= TEXTO MOSTRADO =
◇ ◇ ◇ ◇ ◇ ◇ ◇

La Organización Militar de los bolcheviques, a la cual se dio cuenta inmediatamente de que en el mitin de los ametralladores reinaba una temperatura de ebullición, fue mandando allí uno tras otro, a sus agitadores. Presto se presentó el propio Nevski, director de la Organización Militar, por el cual sentían los soldados un cierto respeto. Al parecer, se le prestó alguna atención. Pero el estado de espíritu de aquel mitin interminable variaba constantemente, lo mismo que su estructura. «Fue para nosotros una sorpresa extraordinaria —cuenta Podvoiski, otro de los dirigentes de la Organización Militar— cuando a las siete de la tarde, se presentó un mensajero enviado para informarnos de que... los ametralladores habían tomado nuevamente la decisión de echarse a la calle». En vez del antiguo Comité de regimiento, eligieron a un Comité provisional revolucionario, compuesto de dos representantes por compañía y presidido por el teniente Semaschko.
Delegados elegidos especialmente recorrían ya fábricas y cuarteles en demanda de apoyo. Naturalmente, los ametralladores no se olvidaron de mandar delegados a Kronstadt. Así, por debajo de las organizaciones oficiales, se iba extendiendo temporalmente una nueva red de relaciones entre los regimientos y las fábricas más excitadas. Las masas no se proponían romper con el Soviet; al contrario querían que éste tomase el poder. Y mucho menos se proponían romper con el partido bolchevique. Pero les parecía que pecaba de indeciso. Querían ejercer sobre él presión, amenazar al Comité Ejecutivo, empujar a los bolcheviques.

◇ ◇ ◇ ◇ ◇ ◇ ◇

= INFORMACIÓN MOSTRADA =
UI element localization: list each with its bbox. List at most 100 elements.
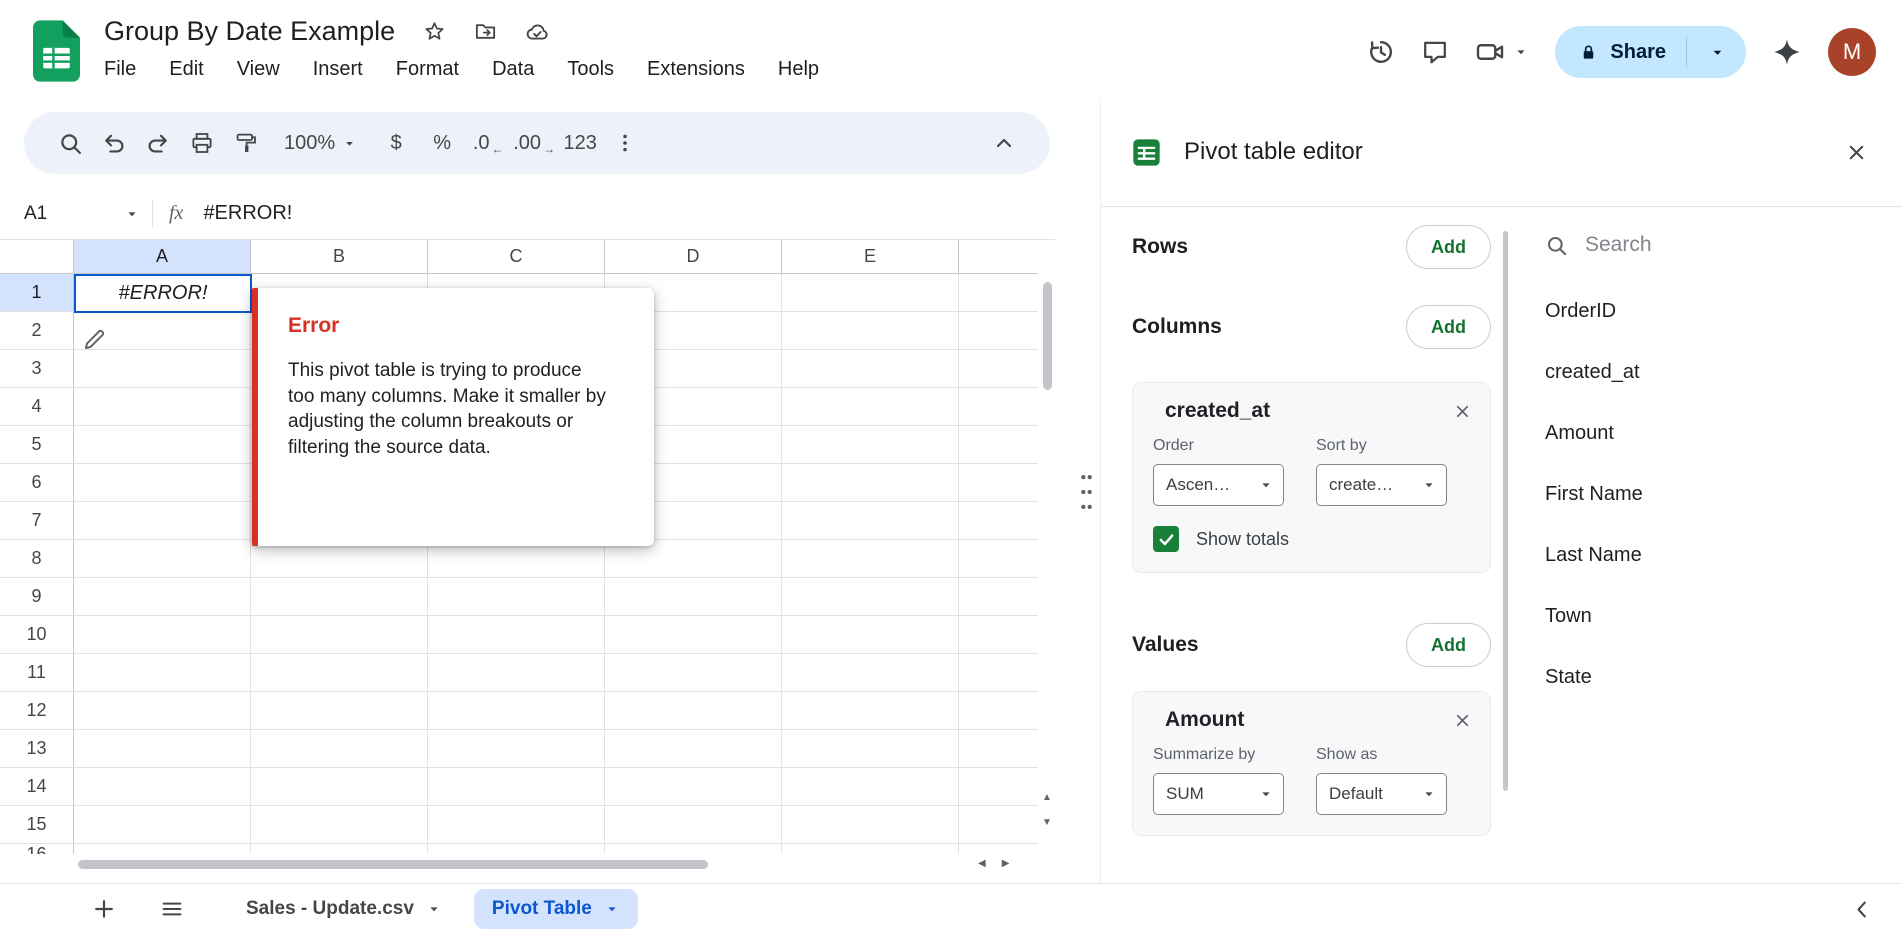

◇ ◇ ◇ ◇ ◇ ◇ ◇

= LISTA DE TAREAS =
1/ Copia del texto sobre los ametralladores el fragmento que va desde "Delegados elegidos especialmente" hasta "a los bolcheviques.", incluidas ambas partes.
2/ Escribe la continuación del texto sobre los ametralladores y la Organización Militar bolchevique a partir de su última oración.
Los datos son un material aparte, independiente del texto.

= RESULTADOS POR TAREA =
1/
Delegados elegidos especialmente recorrían ya fábricas y cuarteles en demanda de apoyo. Naturalmente, los ametralladores no se olvidaron de mandar delegados a Kronstadt. Así, por debajo de las organizaciones oficiales, se iba extendiendo temporalmente una nueva red de relaciones entre los regimientos y las fábricas más excitadas. Las masas no se proponían romper con el Soviet; al contrario querían que éste tomase el poder. Y mucho menos se proponían romper con el partido bolchevique. Pero les parecía que pecaba de indeciso. Querían ejercer sobre él presión, amenazar al Comité Ejecutivo, empujar a los bolcheviques.

2/
Se crean representaciones improvisadas, nuevas formas de enlace y nuevos centros de acción, no permanentes, sino para las circunstancias del momento. Las variaciones de la situación y del estado de espíritu de las masas se efectúan de un modo tan rápido y pronunciado, que aún una organización tan ágil como el Soviet se retrasa inevitablemente y las masas se ven obligadas cada vez más a crear órganos auxiliares para las necesidades del instante. Merced a estas improvisaciones, se filtran no pocas veces elementos accidentales y no siempre dignos de confianza. Los que echan leña al fuego son los anarquistas, pero asimismo algunos de los bolcheviques jóvenes e impacientes. Indudablemente, fíltranse también provocadores, posiblemente agentes alemanes, pero más probablemente que nada, agentes de la policía rusa. ¿Cómo deshacer en hilos separados el complejo tejido de los movimientos de masas? Sin embargo, el carácter general de los acontecimientos aparece dibujado con una claridad completa. Petrogrado tenía la sensación de su fuerza, se sentía impulsado hacia delante, sin fijarse en la provincia ni en el frente, y ni el partido bolchevique era capaz de contenerle. Sólo la experiencia podía poner a esto un remedio.
Los delegados de los ametralladores, al incitar a los regimientos ya a las fábricas a lanzarse a la calle, no se olvidaban de añadir que la acción había de ser armada. ¿Acaso podía ser de otro modo? ¿Acaso habían de exponerse las masas desarmadas a los golpes de enemigo? Además, y esto es quizá lo más importante, había que demostrar la propia fuerza, pues un soldado sin fusil no es nada. Sobre este particular, la opinión de los regimientos y de las fábricas era unánime: si había que echarse a la calle, había de ser contando con una reserva de plomo. Los ametralladores no perdían el tiempo: la suerte estaba echada y había que ganar la partida con la mayor rapidez posible.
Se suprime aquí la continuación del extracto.